● **BRIEF 1**: In the article about Steven Russell's capture, what name did Russell first claim when Dees and his partner grabbed him?
● **BRIEF 2**: Reproduce verbatim the part of the article about Steven Russell's capture starting with "Dees, well aware" and going on through "for an attorney.".

● **DOCUMENT PASSAGE**:
King Con Speaks

Escape artist Steven Russell fills in the details about how he bluffed his way out of prison and plotted his next big score

Dees usually works on cases involving violent fugitives, such as alleged serial killer Andrew Cunanan. But because Russell was a high-profile convict, Dees agreed to join the hunt.

The following Tuesday Dees received another call from Cobbs. The Texas lawman said he'd honed in on Russell's location. Task force members won't specify how they found Russell's address -- they vaguely credit "investigative techniques" -- but Russell offers his own theory: that the task force monitored the calls his lover, Morris, was making from the Dallas jail. Though Morris took the precaution of placing the calls through a third party, they could still be traced.

Cobbs directed Dees to an apartment complex in Sunrise. In separate unmarked cars, Dees and his partner drove to the Isles of Sawgrass Apartments, a cluster of new, pink-stucco structures close to the edge of the Everglades. Russell's one-bedroom apartment looked out onto a golf course.

As Dees pulled into the parking lot, he saw a man fitting Russell's description enter one of the units -- and his partner quickly located Russell's car, which still bore Texas license plates. The lawmen settled in to wait.

When Russell once again left his apartment, Dees and his partner grabbed him. At first Russell -- wearing shorts and a tank top, and loyally sporting an Astros cap -- claimed that his name was Edward Wolcott, Jr. and even produced a Florida driver's license to prove it.

Dees, well aware of his quarry's deviousness, informed Russell that he was about to have resisting arrest added to the charges against him. Russell then asked for an attorney.

With Russell in tow, the agents searched his apartment, where they found several thousand dollars' worth of merchandise: computers, a fax machine, and other office equipment. Russell had used the name Wolcott to make the purchases; according to Dees, the real Edward Wolcott, Jr., a Virginia attorney, claims not to know Russell.

Dees surmises that Russell planned to use the equipment to execute yet another scam -- perhaps something in the line of insurance fraud. "So far, I can't find anything that has been done," says Dees, "but it appears he was on the verge of doing some stuff."

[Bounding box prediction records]
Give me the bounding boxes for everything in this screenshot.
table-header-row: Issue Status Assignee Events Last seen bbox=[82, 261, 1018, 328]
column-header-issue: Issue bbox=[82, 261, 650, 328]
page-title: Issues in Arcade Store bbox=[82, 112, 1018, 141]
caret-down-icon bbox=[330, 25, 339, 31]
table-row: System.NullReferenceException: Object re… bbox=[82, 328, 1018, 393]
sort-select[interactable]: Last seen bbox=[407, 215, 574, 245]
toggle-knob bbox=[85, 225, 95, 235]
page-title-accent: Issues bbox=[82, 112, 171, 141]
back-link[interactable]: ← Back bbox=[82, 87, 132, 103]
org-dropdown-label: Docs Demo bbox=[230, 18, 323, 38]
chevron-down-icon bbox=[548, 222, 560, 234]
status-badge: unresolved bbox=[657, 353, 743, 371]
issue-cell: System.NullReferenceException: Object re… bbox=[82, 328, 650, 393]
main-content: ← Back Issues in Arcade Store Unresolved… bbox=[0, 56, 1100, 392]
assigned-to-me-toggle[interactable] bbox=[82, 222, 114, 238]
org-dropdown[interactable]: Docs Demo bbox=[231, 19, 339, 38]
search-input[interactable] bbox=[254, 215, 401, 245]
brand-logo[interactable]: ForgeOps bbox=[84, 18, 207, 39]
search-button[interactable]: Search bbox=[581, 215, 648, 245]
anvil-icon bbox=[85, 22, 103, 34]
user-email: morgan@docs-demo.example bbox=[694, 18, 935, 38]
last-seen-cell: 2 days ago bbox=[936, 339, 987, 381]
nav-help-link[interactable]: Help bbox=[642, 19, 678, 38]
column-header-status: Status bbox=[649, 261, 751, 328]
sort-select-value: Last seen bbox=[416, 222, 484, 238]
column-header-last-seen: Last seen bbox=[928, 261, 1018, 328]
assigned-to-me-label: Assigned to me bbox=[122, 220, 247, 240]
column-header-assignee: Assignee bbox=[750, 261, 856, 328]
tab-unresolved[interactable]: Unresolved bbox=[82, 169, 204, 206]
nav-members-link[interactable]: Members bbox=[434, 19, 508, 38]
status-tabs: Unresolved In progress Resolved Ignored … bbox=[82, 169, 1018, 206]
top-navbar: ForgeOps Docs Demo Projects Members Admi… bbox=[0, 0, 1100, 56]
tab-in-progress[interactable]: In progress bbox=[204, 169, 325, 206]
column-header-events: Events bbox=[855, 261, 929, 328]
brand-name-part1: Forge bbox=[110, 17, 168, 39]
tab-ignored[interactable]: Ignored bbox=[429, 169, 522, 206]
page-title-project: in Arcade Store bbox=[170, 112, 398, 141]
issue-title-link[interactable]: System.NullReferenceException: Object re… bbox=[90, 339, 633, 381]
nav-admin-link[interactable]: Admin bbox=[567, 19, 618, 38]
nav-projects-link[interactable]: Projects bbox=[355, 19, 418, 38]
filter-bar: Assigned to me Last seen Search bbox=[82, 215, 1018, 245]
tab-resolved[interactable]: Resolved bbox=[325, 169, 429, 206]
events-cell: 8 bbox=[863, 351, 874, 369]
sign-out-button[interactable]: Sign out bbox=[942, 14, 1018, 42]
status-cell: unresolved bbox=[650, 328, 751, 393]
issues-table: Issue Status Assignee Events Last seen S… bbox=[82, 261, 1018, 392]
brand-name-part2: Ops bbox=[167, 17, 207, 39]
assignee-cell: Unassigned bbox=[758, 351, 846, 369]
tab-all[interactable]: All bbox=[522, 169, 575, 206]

● **PROBLEM SOLUTION 1**: He claimed his name was Edward Wolcott, Jr.

● **PROBLEM SOLUTION 2**:
Dees, well aware of his quarry's deviousness, informed Russell that he was about to have resisting arrest added to the charges against him. Russell then asked for an attorney.